Problem description: Retype all of the listing exactly, passing over any picture you find.

Task input:

[Begin]

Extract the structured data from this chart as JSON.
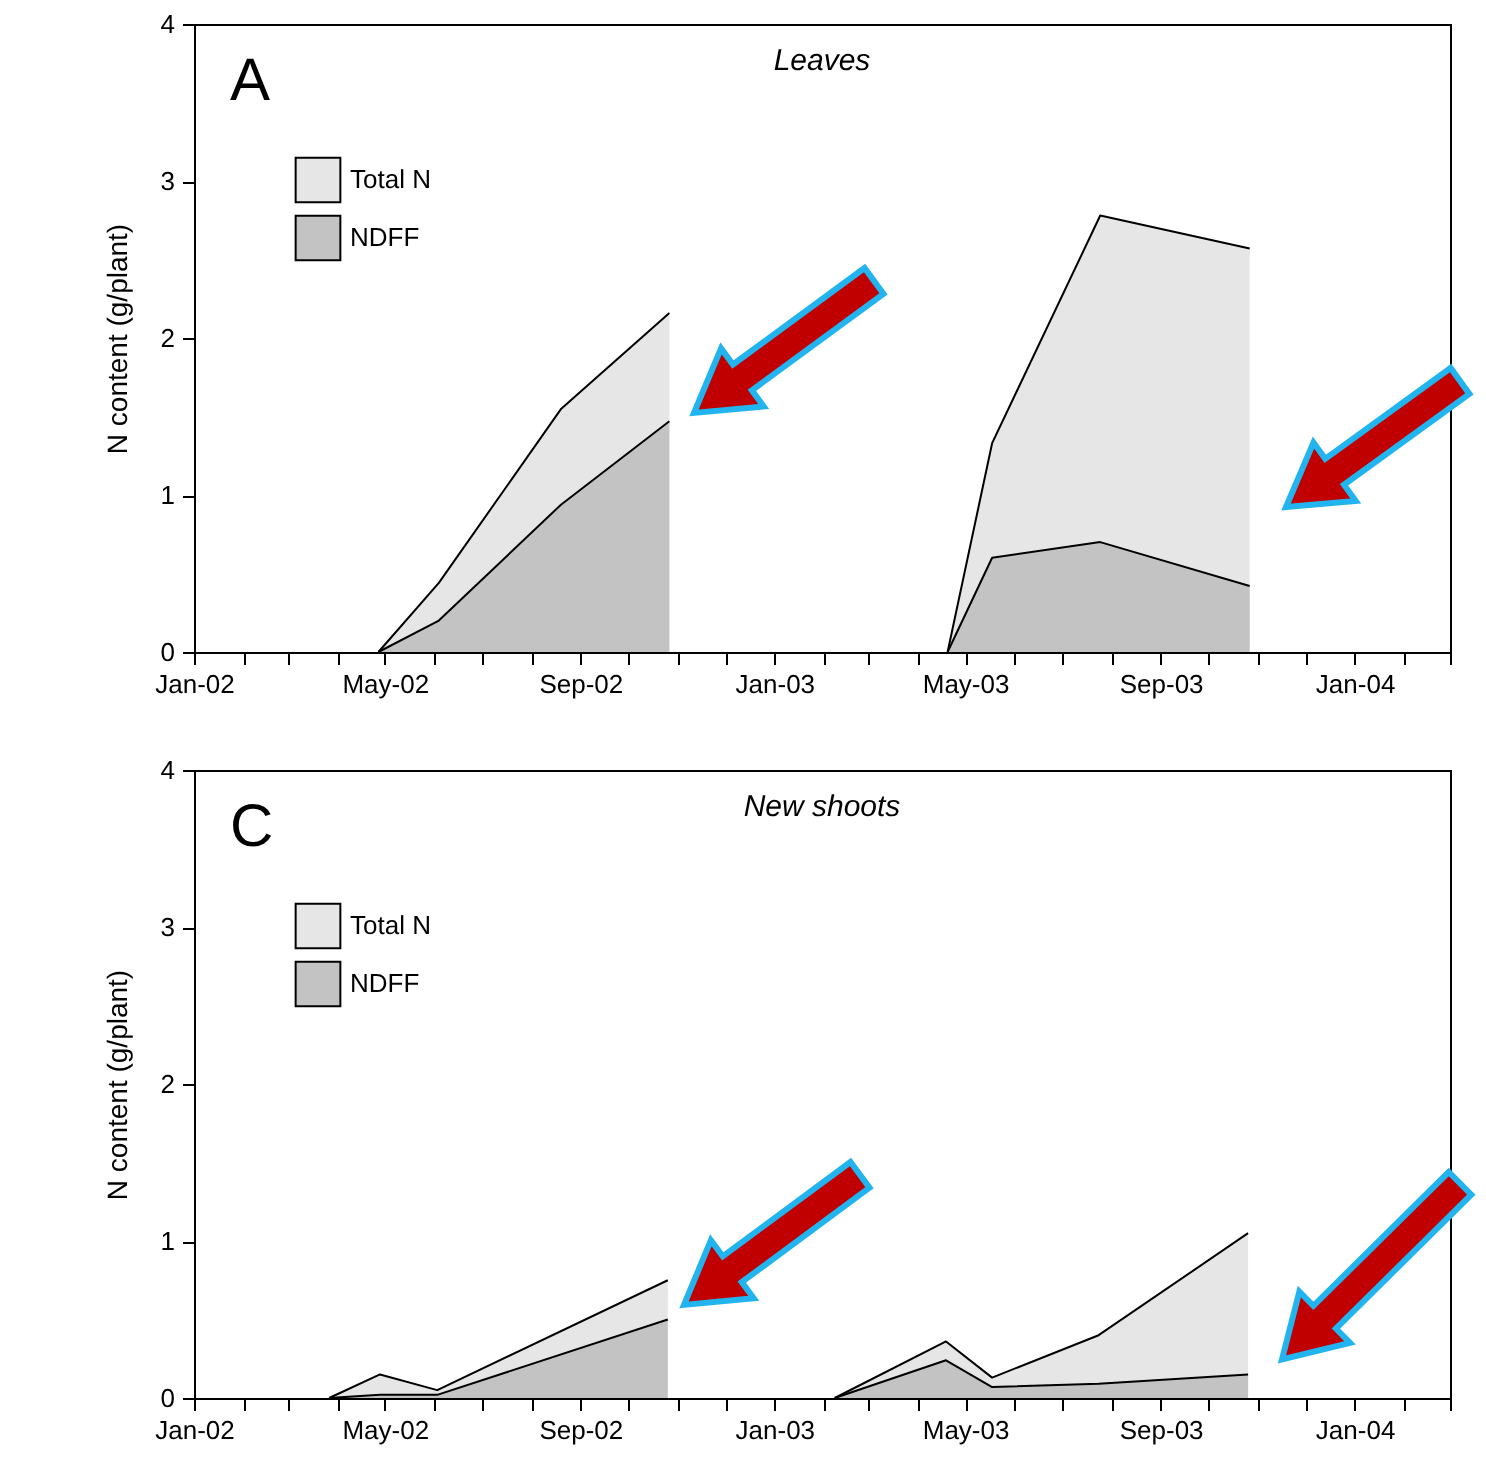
{
  "chart_data": [
    {
      "type": "area",
      "title": "Leaves",
      "ylabel": "N content (g/plant)",
      "annotations": [
        "A"
      ],
      "legend": "top left",
      "x": [
        "2002-04-27",
        "2002-06-04",
        "2002-08-20",
        "2002-10-27",
        "2003-01-15",
        "2003-04-20",
        "2003-05-18",
        "2003-07-25",
        "2003-10-27"
      ],
      "series": [
        {
          "name": "Total N",
          "color": "#e6e6e6",
          "values": [
            0,
            0.44,
            1.55,
            2.16,
            null,
            0,
            1.33,
            2.78,
            2.57
          ]
        },
        {
          "name": "NDFF",
          "color": "#c3c3c3",
          "values": [
            0,
            0.2,
            0.94,
            1.47,
            null,
            0,
            0.6,
            0.7,
            0.42
          ]
        }
      ],
      "xlim": [
        "2002-01-01",
        "2004-03-01"
      ],
      "xticks": [
        {
          "value": "2002-01",
          "label": "Jan-02"
        },
        {
          "value": "2002-02",
          "label": null
        },
        {
          "value": "2002-03",
          "label": null
        },
        {
          "value": "2002-04",
          "label": null
        },
        {
          "value": "2002-05",
          "label": "May-02"
        },
        {
          "value": "2002-06",
          "label": null
        },
        {
          "value": "2002-07",
          "label": null
        },
        {
          "value": "2002-08",
          "label": null
        },
        {
          "value": "2002-09",
          "label": "Sep-02"
        },
        {
          "value": "2002-10",
          "label": null
        },
        {
          "value": "2002-11",
          "label": null
        },
        {
          "value": "2002-12",
          "label": null
        },
        {
          "value": "2003-01",
          "label": "Jan-03"
        },
        {
          "value": "2003-02",
          "label": null
        },
        {
          "value": "2003-03",
          "label": null
        },
        {
          "value": "2003-04",
          "label": null
        },
        {
          "value": "2003-05",
          "label": "May-03"
        },
        {
          "value": "2003-06",
          "label": null
        },
        {
          "value": "2003-07",
          "label": null
        },
        {
          "value": "2003-08",
          "label": null
        },
        {
          "value": "2003-09",
          "label": "Sep-03"
        },
        {
          "value": "2003-10",
          "label": null
        },
        {
          "value": "2003-11",
          "label": null
        },
        {
          "value": "2003-12",
          "label": null
        },
        {
          "value": "2004-01",
          "label": "Jan-04"
        },
        {
          "value": "2004-02",
          "label": null
        },
        {
          "value": "2004-03",
          "label": null
        }
      ],
      "ylim": [
        0,
        4
      ],
      "yticks": [
        0,
        1,
        2,
        3,
        4
      ]
    },
    {
      "type": "area",
      "title": "New shoots",
      "ylabel": "N content (g/plant)",
      "annotations": [
        "C"
      ],
      "legend": "top left",
      "x": [
        "2002-03-27",
        "2002-04-28",
        "2002-06-03",
        "2002-10-26",
        "2003-01-01",
        "2003-02-08",
        "2003-04-19",
        "2003-05-18",
        "2003-07-24",
        "2003-10-26"
      ],
      "series": [
        {
          "name": "Total N",
          "color": "#e6e6e6",
          "values": [
            0,
            0.15,
            0.05,
            0.75,
            null,
            0,
            0.36,
            0.13,
            0.4,
            1.05
          ]
        },
        {
          "name": "NDFF",
          "color": "#c3c3c3",
          "values": [
            0,
            0.02,
            0.02,
            0.5,
            null,
            0,
            0.24,
            0.07,
            0.09,
            0.15
          ]
        }
      ],
      "xlim": [
        "2002-01-01",
        "2004-03-01"
      ],
      "xticks": [
        {
          "value": "2002-01",
          "label": "Jan-02"
        },
        {
          "value": "2002-02",
          "label": null
        },
        {
          "value": "2002-03",
          "label": null
        },
        {
          "value": "2002-04",
          "label": null
        },
        {
          "value": "2002-05",
          "label": "May-02"
        },
        {
          "value": "2002-06",
          "label": null
        },
        {
          "value": "2002-07",
          "label": null
        },
        {
          "value": "2002-08",
          "label": null
        },
        {
          "value": "2002-09",
          "label": "Sep-02"
        },
        {
          "value": "2002-10",
          "label": null
        },
        {
          "value": "2002-11",
          "label": null
        },
        {
          "value": "2002-12",
          "label": null
        },
        {
          "value": "2003-01",
          "label": "Jan-03"
        },
        {
          "value": "2003-02",
          "label": null
        },
        {
          "value": "2003-03",
          "label": null
        },
        {
          "value": "2003-04",
          "label": null
        },
        {
          "value": "2003-05",
          "label": "May-03"
        },
        {
          "value": "2003-06",
          "label": null
        },
        {
          "value": "2003-07",
          "label": null
        },
        {
          "value": "2003-08",
          "label": null
        },
        {
          "value": "2003-09",
          "label": "Sep-03"
        },
        {
          "value": "2003-10",
          "label": null
        },
        {
          "value": "2003-11",
          "label": null
        },
        {
          "value": "2003-12",
          "label": null
        },
        {
          "value": "2004-01",
          "label": "Jan-04"
        },
        {
          "value": "2004-02",
          "label": null
        },
        {
          "value": "2004-03",
          "label": null
        }
      ],
      "ylim": [
        0,
        4
      ],
      "yticks": [
        0,
        1,
        2,
        3,
        4
      ]
    }
  ]
}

[End]

Task output:
Extract the structured data from this chart as JSON.
{
  "chart_data": [
    {
      "type": "area",
      "title": "Leaves",
      "ylabel": "N content (g/plant)",
      "annotations": [
        "A"
      ],
      "legend": "top left",
      "x": [
        "2002-04-27",
        "2002-06-04",
        "2002-08-20",
        "2002-10-27",
        "2003-01-15",
        "2003-04-20",
        "2003-05-18",
        "2003-07-25",
        "2003-10-27"
      ],
      "series": [
        {
          "name": "Total N",
          "color": "#e6e6e6",
          "values": [
            0,
            0.44,
            1.55,
            2.16,
            null,
            0,
            1.33,
            2.78,
            2.57
          ]
        },
        {
          "name": "NDFF",
          "color": "#c3c3c3",
          "values": [
            0,
            0.2,
            0.94,
            1.47,
            null,
            0,
            0.6,
            0.7,
            0.42
          ]
        }
      ],
      "xlim": [
        "2002-01-01",
        "2004-03-01"
      ],
      "xticks": [
        {
          "value": "2002-01",
          "label": "Jan-02"
        },
        {
          "value": "2002-02",
          "label": null
        },
        {
          "value": "2002-03",
          "label": null
        },
        {
          "value": "2002-04",
          "label": null
        },
        {
          "value": "2002-05",
          "label": "May-02"
        },
        {
          "value": "2002-06",
          "label": null
        },
        {
          "value": "2002-07",
          "label": null
        },
        {
          "value": "2002-08",
          "label": null
        },
        {
          "value": "2002-09",
          "label": "Sep-02"
        },
        {
          "value": "2002-10",
          "label": null
        },
        {
          "value": "2002-11",
          "label": null
        },
        {
          "value": "2002-12",
          "label": null
        },
        {
          "value": "2003-01",
          "label": "Jan-03"
        },
        {
          "value": "2003-02",
          "label": null
        },
        {
          "value": "2003-03",
          "label": null
        },
        {
          "value": "2003-04",
          "label": null
        },
        {
          "value": "2003-05",
          "label": "May-03"
        },
        {
          "value": "2003-06",
          "label": null
        },
        {
          "value": "2003-07",
          "label": null
        },
        {
          "value": "2003-08",
          "label": null
        },
        {
          "value": "2003-09",
          "label": "Sep-03"
        },
        {
          "value": "2003-10",
          "label": null
        },
        {
          "value": "2003-11",
          "label": null
        },
        {
          "value": "2003-12",
          "label": null
        },
        {
          "value": "2004-01",
          "label": "Jan-04"
        },
        {
          "value": "2004-02",
          "label": null
        },
        {
          "value": "2004-03",
          "label": null
        }
      ],
      "ylim": [
        0,
        4
      ],
      "yticks": [
        0,
        1,
        2,
        3,
        4
      ]
    },
    {
      "type": "area",
      "title": "New shoots",
      "ylabel": "N content (g/plant)",
      "annotations": [
        "C"
      ],
      "legend": "top left",
      "x": [
        "2002-03-27",
        "2002-04-28",
        "2002-06-03",
        "2002-10-26",
        "2003-01-01",
        "2003-02-08",
        "2003-04-19",
        "2003-05-18",
        "2003-07-24",
        "2003-10-26"
      ],
      "series": [
        {
          "name": "Total N",
          "color": "#e6e6e6",
          "values": [
            0,
            0.15,
            0.05,
            0.75,
            null,
            0,
            0.36,
            0.13,
            0.4,
            1.05
          ]
        },
        {
          "name": "NDFF",
          "color": "#c3c3c3",
          "values": [
            0,
            0.02,
            0.02,
            0.5,
            null,
            0,
            0.24,
            0.07,
            0.09,
            0.15
          ]
        }
      ],
      "xlim": [
        "2002-01-01",
        "2004-03-01"
      ],
      "xticks": [
        {
          "value": "2002-01",
          "label": "Jan-02"
        },
        {
          "value": "2002-02",
          "label": null
        },
        {
          "value": "2002-03",
          "label": null
        },
        {
          "value": "2002-04",
          "label": null
        },
        {
          "value": "2002-05",
          "label": "May-02"
        },
        {
          "value": "2002-06",
          "label": null
        },
        {
          "value": "2002-07",
          "label": null
        },
        {
          "value": "2002-08",
          "label": null
        },
        {
          "value": "2002-09",
          "label": "Sep-02"
        },
        {
          "value": "2002-10",
          "label": null
        },
        {
          "value": "2002-11",
          "label": null
        },
        {
          "value": "2002-12",
          "label": null
        },
        {
          "value": "2003-01",
          "label": "Jan-03"
        },
        {
          "value": "2003-02",
          "label": null
        },
        {
          "value": "2003-03",
          "label": null
        },
        {
          "value": "2003-04",
          "label": null
        },
        {
          "value": "2003-05",
          "label": "May-03"
        },
        {
          "value": "2003-06",
          "label": null
        },
        {
          "value": "2003-07",
          "label": null
        },
        {
          "value": "2003-08",
          "label": null
        },
        {
          "value": "2003-09",
          "label": "Sep-03"
        },
        {
          "value": "2003-10",
          "label": null
        },
        {
          "value": "2003-11",
          "label": null
        },
        {
          "value": "2003-12",
          "label": null
        },
        {
          "value": "2004-01",
          "label": "Jan-04"
        },
        {
          "value": "2004-02",
          "label": null
        },
        {
          "value": "2004-03",
          "label": null
        }
      ],
      "ylim": [
        0,
        4
      ],
      "yticks": [
        0,
        1,
        2,
        3,
        4
      ]
    }
  ]
}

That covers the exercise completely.